> **Task statement**: Could you write out every entry exactly as it stands?

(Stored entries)
▽
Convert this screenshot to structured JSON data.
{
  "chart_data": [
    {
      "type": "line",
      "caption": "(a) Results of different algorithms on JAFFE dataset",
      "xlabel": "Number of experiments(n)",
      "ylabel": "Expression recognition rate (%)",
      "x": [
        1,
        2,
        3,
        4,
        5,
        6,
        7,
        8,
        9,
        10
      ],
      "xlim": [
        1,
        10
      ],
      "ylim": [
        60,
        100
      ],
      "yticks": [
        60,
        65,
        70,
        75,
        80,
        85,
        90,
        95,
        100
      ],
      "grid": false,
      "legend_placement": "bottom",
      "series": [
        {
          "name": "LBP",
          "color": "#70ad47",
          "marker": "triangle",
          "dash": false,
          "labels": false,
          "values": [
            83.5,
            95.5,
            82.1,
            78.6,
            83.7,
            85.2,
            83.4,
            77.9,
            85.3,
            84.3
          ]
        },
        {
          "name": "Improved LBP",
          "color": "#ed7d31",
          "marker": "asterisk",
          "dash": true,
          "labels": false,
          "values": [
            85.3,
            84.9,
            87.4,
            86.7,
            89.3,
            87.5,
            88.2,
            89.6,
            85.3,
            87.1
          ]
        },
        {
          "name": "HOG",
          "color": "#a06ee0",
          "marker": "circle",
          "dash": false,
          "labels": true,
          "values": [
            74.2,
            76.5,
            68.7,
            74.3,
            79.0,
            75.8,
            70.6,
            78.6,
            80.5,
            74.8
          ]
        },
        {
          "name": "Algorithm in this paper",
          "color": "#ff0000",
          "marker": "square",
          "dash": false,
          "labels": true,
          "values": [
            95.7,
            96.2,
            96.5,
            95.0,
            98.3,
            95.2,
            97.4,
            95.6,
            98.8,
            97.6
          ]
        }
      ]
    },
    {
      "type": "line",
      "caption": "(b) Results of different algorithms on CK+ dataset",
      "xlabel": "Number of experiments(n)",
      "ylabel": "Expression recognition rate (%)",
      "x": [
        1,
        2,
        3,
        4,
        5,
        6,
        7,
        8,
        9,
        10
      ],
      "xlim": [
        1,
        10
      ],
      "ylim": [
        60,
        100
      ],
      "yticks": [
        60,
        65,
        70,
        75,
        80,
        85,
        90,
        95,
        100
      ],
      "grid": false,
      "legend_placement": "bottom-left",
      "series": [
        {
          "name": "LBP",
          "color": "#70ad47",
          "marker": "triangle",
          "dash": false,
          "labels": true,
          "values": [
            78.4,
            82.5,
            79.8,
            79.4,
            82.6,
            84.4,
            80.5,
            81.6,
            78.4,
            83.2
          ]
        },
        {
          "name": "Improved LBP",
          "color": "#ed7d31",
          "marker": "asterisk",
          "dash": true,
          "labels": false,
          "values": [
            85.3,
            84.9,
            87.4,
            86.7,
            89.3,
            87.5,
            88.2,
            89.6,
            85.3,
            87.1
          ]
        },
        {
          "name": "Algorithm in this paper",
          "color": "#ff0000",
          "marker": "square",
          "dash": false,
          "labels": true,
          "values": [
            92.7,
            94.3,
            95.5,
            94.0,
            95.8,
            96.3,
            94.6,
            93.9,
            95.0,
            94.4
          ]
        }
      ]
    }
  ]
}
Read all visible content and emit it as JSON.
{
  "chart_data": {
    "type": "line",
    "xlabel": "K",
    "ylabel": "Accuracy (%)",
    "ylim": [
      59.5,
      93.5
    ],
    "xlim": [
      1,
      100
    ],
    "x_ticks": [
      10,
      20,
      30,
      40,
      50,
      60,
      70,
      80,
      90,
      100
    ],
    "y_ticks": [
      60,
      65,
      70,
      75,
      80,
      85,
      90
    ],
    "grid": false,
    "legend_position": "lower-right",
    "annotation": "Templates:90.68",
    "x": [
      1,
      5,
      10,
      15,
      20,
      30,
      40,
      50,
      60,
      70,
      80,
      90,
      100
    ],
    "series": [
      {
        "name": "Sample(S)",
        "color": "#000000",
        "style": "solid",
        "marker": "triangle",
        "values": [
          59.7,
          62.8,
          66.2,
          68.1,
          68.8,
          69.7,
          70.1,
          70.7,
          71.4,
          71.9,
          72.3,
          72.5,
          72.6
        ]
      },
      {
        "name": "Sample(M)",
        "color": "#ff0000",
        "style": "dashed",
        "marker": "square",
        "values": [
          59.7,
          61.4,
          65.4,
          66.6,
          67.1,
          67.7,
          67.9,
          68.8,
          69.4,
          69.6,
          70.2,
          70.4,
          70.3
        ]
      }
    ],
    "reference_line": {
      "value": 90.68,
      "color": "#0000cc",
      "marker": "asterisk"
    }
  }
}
△
> **Response to the task**:
Convert this screenshot to structured JSON data.
{
  "chart_data": [
    {
      "type": "line",
      "caption": "(a) Results of different algorithms on JAFFE dataset",
      "xlabel": "Number of experiments(n)",
      "ylabel": "Expression recognition rate (%)",
      "x": [
        1,
        2,
        3,
        4,
        5,
        6,
        7,
        8,
        9,
        10
      ],
      "xlim": [
        1,
        10
      ],
      "ylim": [
        60,
        100
      ],
      "yticks": [
        60,
        65,
        70,
        75,
        80,
        85,
        90,
        95,
        100
      ],
      "grid": false,
      "legend_placement": "bottom",
      "series": [
        {
          "name": "LBP",
          "color": "#70ad47",
          "marker": "triangle",
          "dash": false,
          "labels": false,
          "values": [
            83.5,
            95.5,
            82.1,
            78.6,
            83.7,
            85.2,
            83.4,
            77.9,
            85.3,
            84.3
          ]
        },
        {
          "name": "Improved LBP",
          "color": "#ed7d31",
          "marker": "asterisk",
          "dash": true,
          "labels": false,
          "values": [
            85.3,
            84.9,
            87.4,
            86.7,
            89.3,
            87.5,
            88.2,
            89.6,
            85.3,
            87.1
          ]
        },
        {
          "name": "HOG",
          "color": "#a06ee0",
          "marker": "circle",
          "dash": false,
          "labels": true,
          "values": [
            74.2,
            76.5,
            68.7,
            74.3,
            79.0,
            75.8,
            70.6,
            78.6,
            80.5,
            74.8
          ]
        },
        {
          "name": "Algorithm in this paper",
          "color": "#ff0000",
          "marker": "square",
          "dash": false,
          "labels": true,
          "values": [
            95.7,
            96.2,
            96.5,
            95.0,
            98.3,
            95.2,
            97.4,
            95.6,
            98.8,
            97.6
          ]
        }
      ]
    },
    {
      "type": "line",
      "caption": "(b) Results of different algorithms on CK+ dataset",
      "xlabel": "Number of experiments(n)",
      "ylabel": "Expression recognition rate (%)",
      "x": [
        1,
        2,
        3,
        4,
        5,
        6,
        7,
        8,
        9,
        10
      ],
      "xlim": [
        1,
        10
      ],
      "ylim": [
        60,
        100
      ],
      "yticks": [
        60,
        65,
        70,
        75,
        80,
        85,
        90,
        95,
        100
      ],
      "grid": false,
      "legend_placement": "bottom-left",
      "series": [
        {
          "name": "LBP",
          "color": "#70ad47",
          "marker": "triangle",
          "dash": false,
          "labels": true,
          "values": [
            78.4,
            82.5,
            79.8,
            79.4,
            82.6,
            84.4,
            80.5,
            81.6,
            78.4,
            83.2
          ]
        },
        {
          "name": "Improved LBP",
          "color": "#ed7d31",
          "marker": "asterisk",
          "dash": true,
          "labels": false,
          "values": [
            85.3,
            84.9,
            87.4,
            86.7,
            89.3,
            87.5,
            88.2,
            89.6,
            85.3,
            87.1
          ]
        },
        {
          "name": "Algorithm in this paper",
          "color": "#ff0000",
          "marker": "square",
          "dash": false,
          "labels": true,
          "values": [
            92.7,
            94.3,
            95.5,
            94.0,
            95.8,
            96.3,
            94.6,
            93.9,
            95.0,
            94.4
          ]
        }
      ]
    }
  ]
}
Read all visible content and emit it as JSON.
{
  "chart_data": {
    "type": "line",
    "xlabel": "K",
    "ylabel": "Accuracy (%)",
    "ylim": [
      59.5,
      93.5
    ],
    "xlim": [
      1,
      100
    ],
    "x_ticks": [
      10,
      20,
      30,
      40,
      50,
      60,
      70,
      80,
      90,
      100
    ],
    "y_ticks": [
      60,
      65,
      70,
      75,
      80,
      85,
      90
    ],
    "grid": false,
    "legend_position": "lower-right",
    "annotation": "Templates:90.68",
    "x": [
      1,
      5,
      10,
      15,
      20,
      30,
      40,
      50,
      60,
      70,
      80,
      90,
      100
    ],
    "series": [
      {
        "name": "Sample(S)",
        "color": "#000000",
        "style": "solid",
        "marker": "triangle",
        "values": [
          59.7,
          62.8,
          66.2,
          68.1,
          68.8,
          69.7,
          70.1,
          70.7,
          71.4,
          71.9,
          72.3,
          72.5,
          72.6
        ]
      },
      {
        "name": "Sample(M)",
        "color": "#ff0000",
        "style": "dashed",
        "marker": "square",
        "values": [
          59.7,
          61.4,
          65.4,
          66.6,
          67.1,
          67.7,
          67.9,
          68.8,
          69.4,
          69.6,
          70.2,
          70.4,
          70.3
        ]
      }
    ],
    "reference_line": {
      "value": 90.68,
      "color": "#0000cc",
      "marker": "asterisk"
    }
  }
}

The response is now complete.